[Stored data]

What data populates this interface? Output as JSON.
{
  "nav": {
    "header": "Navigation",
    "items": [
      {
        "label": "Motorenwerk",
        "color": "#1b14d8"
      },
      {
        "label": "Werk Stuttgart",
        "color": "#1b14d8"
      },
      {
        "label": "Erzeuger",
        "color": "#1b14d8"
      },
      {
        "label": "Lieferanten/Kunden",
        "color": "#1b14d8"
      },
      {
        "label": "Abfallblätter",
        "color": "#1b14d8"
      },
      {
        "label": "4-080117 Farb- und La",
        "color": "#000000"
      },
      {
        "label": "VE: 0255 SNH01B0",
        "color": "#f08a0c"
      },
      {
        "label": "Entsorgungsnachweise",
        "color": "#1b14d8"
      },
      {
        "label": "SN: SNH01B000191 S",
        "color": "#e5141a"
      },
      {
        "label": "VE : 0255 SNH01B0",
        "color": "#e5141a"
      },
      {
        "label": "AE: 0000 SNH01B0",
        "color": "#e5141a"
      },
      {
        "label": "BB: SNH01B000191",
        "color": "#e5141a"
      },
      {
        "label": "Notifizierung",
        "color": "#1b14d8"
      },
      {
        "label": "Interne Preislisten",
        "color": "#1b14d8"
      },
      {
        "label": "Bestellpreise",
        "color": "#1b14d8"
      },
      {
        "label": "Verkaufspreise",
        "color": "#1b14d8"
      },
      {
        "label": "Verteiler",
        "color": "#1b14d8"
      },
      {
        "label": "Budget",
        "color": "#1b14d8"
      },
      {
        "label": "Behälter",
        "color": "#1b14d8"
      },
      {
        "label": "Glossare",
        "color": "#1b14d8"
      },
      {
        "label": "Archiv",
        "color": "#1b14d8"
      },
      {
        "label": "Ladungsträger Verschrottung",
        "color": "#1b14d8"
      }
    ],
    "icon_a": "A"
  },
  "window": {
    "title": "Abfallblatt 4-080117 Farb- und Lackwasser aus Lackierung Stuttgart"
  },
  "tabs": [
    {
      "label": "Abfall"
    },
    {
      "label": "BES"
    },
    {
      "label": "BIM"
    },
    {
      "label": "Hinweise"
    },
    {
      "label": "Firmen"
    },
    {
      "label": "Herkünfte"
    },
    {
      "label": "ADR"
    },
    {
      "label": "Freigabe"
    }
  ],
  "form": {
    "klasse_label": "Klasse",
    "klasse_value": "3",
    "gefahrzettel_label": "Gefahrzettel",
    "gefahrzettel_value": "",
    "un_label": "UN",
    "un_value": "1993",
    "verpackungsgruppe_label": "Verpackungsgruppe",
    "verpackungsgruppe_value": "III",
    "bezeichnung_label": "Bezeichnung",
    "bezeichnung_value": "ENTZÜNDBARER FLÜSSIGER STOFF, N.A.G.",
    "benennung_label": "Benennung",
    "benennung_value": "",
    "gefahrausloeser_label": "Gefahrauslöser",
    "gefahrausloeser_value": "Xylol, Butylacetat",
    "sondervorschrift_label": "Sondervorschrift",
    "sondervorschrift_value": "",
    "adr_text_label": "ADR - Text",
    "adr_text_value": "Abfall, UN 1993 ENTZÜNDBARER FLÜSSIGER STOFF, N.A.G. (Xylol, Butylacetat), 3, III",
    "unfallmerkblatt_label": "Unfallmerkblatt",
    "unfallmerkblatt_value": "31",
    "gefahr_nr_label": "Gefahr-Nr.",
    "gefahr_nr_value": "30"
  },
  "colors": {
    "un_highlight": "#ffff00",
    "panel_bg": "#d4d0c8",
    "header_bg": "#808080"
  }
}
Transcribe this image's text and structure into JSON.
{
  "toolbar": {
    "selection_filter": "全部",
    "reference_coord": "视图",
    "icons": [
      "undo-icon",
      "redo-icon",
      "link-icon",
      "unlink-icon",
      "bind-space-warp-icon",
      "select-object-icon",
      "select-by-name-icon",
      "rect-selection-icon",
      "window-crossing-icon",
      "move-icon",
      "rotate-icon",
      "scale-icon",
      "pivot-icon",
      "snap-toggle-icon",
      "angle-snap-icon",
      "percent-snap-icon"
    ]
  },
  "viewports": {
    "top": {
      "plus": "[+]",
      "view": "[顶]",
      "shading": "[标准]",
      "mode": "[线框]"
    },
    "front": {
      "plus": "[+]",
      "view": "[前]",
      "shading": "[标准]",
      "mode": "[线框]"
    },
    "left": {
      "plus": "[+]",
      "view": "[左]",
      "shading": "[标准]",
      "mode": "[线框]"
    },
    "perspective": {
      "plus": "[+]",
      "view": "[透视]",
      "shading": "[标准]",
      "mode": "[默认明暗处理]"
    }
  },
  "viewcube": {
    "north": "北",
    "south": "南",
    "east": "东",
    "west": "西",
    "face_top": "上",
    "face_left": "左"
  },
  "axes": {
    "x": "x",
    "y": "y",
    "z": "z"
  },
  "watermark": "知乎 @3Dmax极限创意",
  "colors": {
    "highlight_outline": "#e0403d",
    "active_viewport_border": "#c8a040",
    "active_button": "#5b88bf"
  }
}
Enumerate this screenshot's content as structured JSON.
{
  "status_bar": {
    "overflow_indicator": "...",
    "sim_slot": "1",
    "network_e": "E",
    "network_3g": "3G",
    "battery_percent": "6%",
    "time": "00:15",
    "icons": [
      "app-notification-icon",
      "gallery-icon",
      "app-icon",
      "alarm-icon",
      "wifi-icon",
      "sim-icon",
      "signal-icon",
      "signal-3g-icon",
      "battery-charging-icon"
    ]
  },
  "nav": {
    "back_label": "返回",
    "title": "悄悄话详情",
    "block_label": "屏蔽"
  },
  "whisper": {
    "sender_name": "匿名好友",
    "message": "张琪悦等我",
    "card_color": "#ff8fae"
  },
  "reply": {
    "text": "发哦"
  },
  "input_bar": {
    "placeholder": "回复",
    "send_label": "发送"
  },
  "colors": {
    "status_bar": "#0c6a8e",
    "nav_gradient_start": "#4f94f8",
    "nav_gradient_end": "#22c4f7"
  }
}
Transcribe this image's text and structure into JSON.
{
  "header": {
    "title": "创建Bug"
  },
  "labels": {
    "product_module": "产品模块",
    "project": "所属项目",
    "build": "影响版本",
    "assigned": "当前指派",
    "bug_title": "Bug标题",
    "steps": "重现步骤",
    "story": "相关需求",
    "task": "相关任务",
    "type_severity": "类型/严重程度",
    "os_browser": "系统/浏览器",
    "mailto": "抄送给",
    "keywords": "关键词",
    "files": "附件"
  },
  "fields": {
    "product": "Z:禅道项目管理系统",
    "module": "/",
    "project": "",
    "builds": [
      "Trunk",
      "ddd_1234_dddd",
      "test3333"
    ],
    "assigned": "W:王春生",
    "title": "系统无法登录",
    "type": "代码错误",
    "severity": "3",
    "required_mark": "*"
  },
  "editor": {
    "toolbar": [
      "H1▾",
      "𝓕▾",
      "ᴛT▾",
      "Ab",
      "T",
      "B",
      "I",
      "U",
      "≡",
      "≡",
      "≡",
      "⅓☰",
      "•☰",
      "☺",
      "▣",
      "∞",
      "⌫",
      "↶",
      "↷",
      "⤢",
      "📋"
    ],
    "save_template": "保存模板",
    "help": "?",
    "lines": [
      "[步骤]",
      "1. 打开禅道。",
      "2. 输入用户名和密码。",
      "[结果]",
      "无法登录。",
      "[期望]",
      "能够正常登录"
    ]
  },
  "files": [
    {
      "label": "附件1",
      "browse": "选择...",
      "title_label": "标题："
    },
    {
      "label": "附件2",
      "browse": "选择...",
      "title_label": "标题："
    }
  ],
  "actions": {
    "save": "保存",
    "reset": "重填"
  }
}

- [WRITTEN PROBLEM] Transcribe the full listing above without leaving anything out.

- [TASK RESULT]
What data populates this interface? Output as JSON.
{
  "nav": {
    "header": "Navigation",
    "items": [
      {
        "label": "Motorenwerk",
        "color": "#1b14d8"
      },
      {
        "label": "Werk Stuttgart",
        "color": "#1b14d8"
      },
      {
        "label": "Erzeuger",
        "color": "#1b14d8"
      },
      {
        "label": "Lieferanten/Kunden",
        "color": "#1b14d8"
      },
      {
        "label": "Abfallblätter",
        "color": "#1b14d8"
      },
      {
        "label": "4-080117 Farb- und La",
        "color": "#000000"
      },
      {
        "label": "VE: 0255 SNH01B0",
        "color": "#f08a0c"
      },
      {
        "label": "Entsorgungsnachweise",
        "color": "#1b14d8"
      },
      {
        "label": "SN: SNH01B000191 S",
        "color": "#e5141a"
      },
      {
        "label": "VE : 0255 SNH01B0",
        "color": "#e5141a"
      },
      {
        "label": "AE: 0000 SNH01B0",
        "color": "#e5141a"
      },
      {
        "label": "BB: SNH01B000191",
        "color": "#e5141a"
      },
      {
        "label": "Notifizierung",
        "color": "#1b14d8"
      },
      {
        "label": "Interne Preislisten",
        "color": "#1b14d8"
      },
      {
        "label": "Bestellpreise",
        "color": "#1b14d8"
      },
      {
        "label": "Verkaufspreise",
        "color": "#1b14d8"
      },
      {
        "label": "Verteiler",
        "color": "#1b14d8"
      },
      {
        "label": "Budget",
        "color": "#1b14d8"
      },
      {
        "label": "Behälter",
        "color": "#1b14d8"
      },
      {
        "label": "Glossare",
        "color": "#1b14d8"
      },
      {
        "label": "Archiv",
        "color": "#1b14d8"
      },
      {
        "label": "Ladungsträger Verschrottung",
        "color": "#1b14d8"
      }
    ],
    "icon_a": "A"
  },
  "window": {
    "title": "Abfallblatt 4-080117 Farb- und Lackwasser aus Lackierung Stuttgart"
  },
  "tabs": [
    {
      "label": "Abfall"
    },
    {
      "label": "BES"
    },
    {
      "label": "BIM"
    },
    {
      "label": "Hinweise"
    },
    {
      "label": "Firmen"
    },
    {
      "label": "Herkünfte"
    },
    {
      "label": "ADR"
    },
    {
      "label": "Freigabe"
    }
  ],
  "form": {
    "klasse_label": "Klasse",
    "klasse_value": "3",
    "gefahrzettel_label": "Gefahrzettel",
    "gefahrzettel_value": "",
    "un_label": "UN",
    "un_value": "1993",
    "verpackungsgruppe_label": "Verpackungsgruppe",
    "verpackungsgruppe_value": "III",
    "bezeichnung_label": "Bezeichnung",
    "bezeichnung_value": "ENTZÜNDBARER FLÜSSIGER STOFF, N.A.G.",
    "benennung_label": "Benennung",
    "benennung_value": "",
    "gefahrausloeser_label": "Gefahrauslöser",
    "gefahrausloeser_value": "Xylol, Butylacetat",
    "sondervorschrift_label": "Sondervorschrift",
    "sondervorschrift_value": "",
    "adr_text_label": "ADR - Text",
    "adr_text_value": "Abfall, UN 1993 ENTZÜNDBARER FLÜSSIGER STOFF, N.A.G. (Xylol, Butylacetat), 3, III",
    "unfallmerkblatt_label": "Unfallmerkblatt",
    "unfallmerkblatt_value": "31",
    "gefahr_nr_label": "Gefahr-Nr.",
    "gefahr_nr_value": "30"
  },
  "colors": {
    "un_highlight": "#ffff00",
    "panel_bg": "#d4d0c8",
    "header_bg": "#808080"
  }
}
Transcribe this image's text and structure into JSON.
{
  "toolbar": {
    "selection_filter": "全部",
    "reference_coord": "视图",
    "icons": [
      "undo-icon",
      "redo-icon",
      "link-icon",
      "unlink-icon",
      "bind-space-warp-icon",
      "select-object-icon",
      "select-by-name-icon",
      "rect-selection-icon",
      "window-crossing-icon",
      "move-icon",
      "rotate-icon",
      "scale-icon",
      "pivot-icon",
      "snap-toggle-icon",
      "angle-snap-icon",
      "percent-snap-icon"
    ]
  },
  "viewports": {
    "top": {
      "plus": "[+]",
      "view": "[顶]",
      "shading": "[标准]",
      "mode": "[线框]"
    },
    "front": {
      "plus": "[+]",
      "view": "[前]",
      "shading": "[标准]",
      "mode": "[线框]"
    },
    "left": {
      "plus": "[+]",
      "view": "[左]",
      "shading": "[标准]",
      "mode": "[线框]"
    },
    "perspective": {
      "plus": "[+]",
      "view": "[透视]",
      "shading": "[标准]",
      "mode": "[默认明暗处理]"
    }
  },
  "viewcube": {
    "north": "北",
    "south": "南",
    "east": "东",
    "west": "西",
    "face_top": "上",
    "face_left": "左"
  },
  "axes": {
    "x": "x",
    "y": "y",
    "z": "z"
  },
  "watermark": "知乎 @3Dmax极限创意",
  "colors": {
    "highlight_outline": "#e0403d",
    "active_viewport_border": "#c8a040",
    "active_button": "#5b88bf"
  }
}
Enumerate this screenshot's content as structured JSON.
{
  "status_bar": {
    "overflow_indicator": "...",
    "sim_slot": "1",
    "network_e": "E",
    "network_3g": "3G",
    "battery_percent": "6%",
    "time": "00:15",
    "icons": [
      "app-notification-icon",
      "gallery-icon",
      "app-icon",
      "alarm-icon",
      "wifi-icon",
      "sim-icon",
      "signal-icon",
      "signal-3g-icon",
      "battery-charging-icon"
    ]
  },
  "nav": {
    "back_label": "返回",
    "title": "悄悄话详情",
    "block_label": "屏蔽"
  },
  "whisper": {
    "sender_name": "匿名好友",
    "message": "张琪悦等我",
    "card_color": "#ff8fae"
  },
  "reply": {
    "text": "发哦"
  },
  "input_bar": {
    "placeholder": "回复",
    "send_label": "发送"
  },
  "colors": {
    "status_bar": "#0c6a8e",
    "nav_gradient_start": "#4f94f8",
    "nav_gradient_end": "#22c4f7"
  }
}
Transcribe this image's text and structure into JSON.
{
  "header": {
    "title": "创建Bug"
  },
  "labels": {
    "product_module": "产品模块",
    "project": "所属项目",
    "build": "影响版本",
    "assigned": "当前指派",
    "bug_title": "Bug标题",
    "steps": "重现步骤",
    "story": "相关需求",
    "task": "相关任务",
    "type_severity": "类型/严重程度",
    "os_browser": "系统/浏览器",
    "mailto": "抄送给",
    "keywords": "关键词",
    "files": "附件"
  },
  "fields": {
    "product": "Z:禅道项目管理系统",
    "module": "/",
    "project": "",
    "builds": [
      "Trunk",
      "ddd_1234_dddd",
      "test3333"
    ],
    "assigned": "W:王春生",
    "title": "系统无法登录",
    "type": "代码错误",
    "severity": "3",
    "required_mark": "*"
  },
  "editor": {
    "toolbar": [
      "H1▾",
      "𝓕▾",
      "ᴛT▾",
      "Ab",
      "T",
      "B",
      "I",
      "U",
      "≡",
      "≡",
      "≡",
      "⅓☰",
      "•☰",
      "☺",
      "▣",
      "∞",
      "⌫",
      "↶",
      "↷",
      "⤢",
      "📋"
    ],
    "save_template": "保存模板",
    "help": "?",
    "lines": [
      "[步骤]",
      "1. 打开禅道。",
      "2. 输入用户名和密码。",
      "[结果]",
      "无法登录。",
      "[期望]",
      "能够正常登录"
    ]
  },
  "files": [
    {
      "label": "附件1",
      "browse": "选择...",
      "title_label": "标题："
    },
    {
      "label": "附件2",
      "browse": "选择...",
      "title_label": "标题："
    }
  ],
  "actions": {
    "save": "保存",
    "reset": "重填"
  }
}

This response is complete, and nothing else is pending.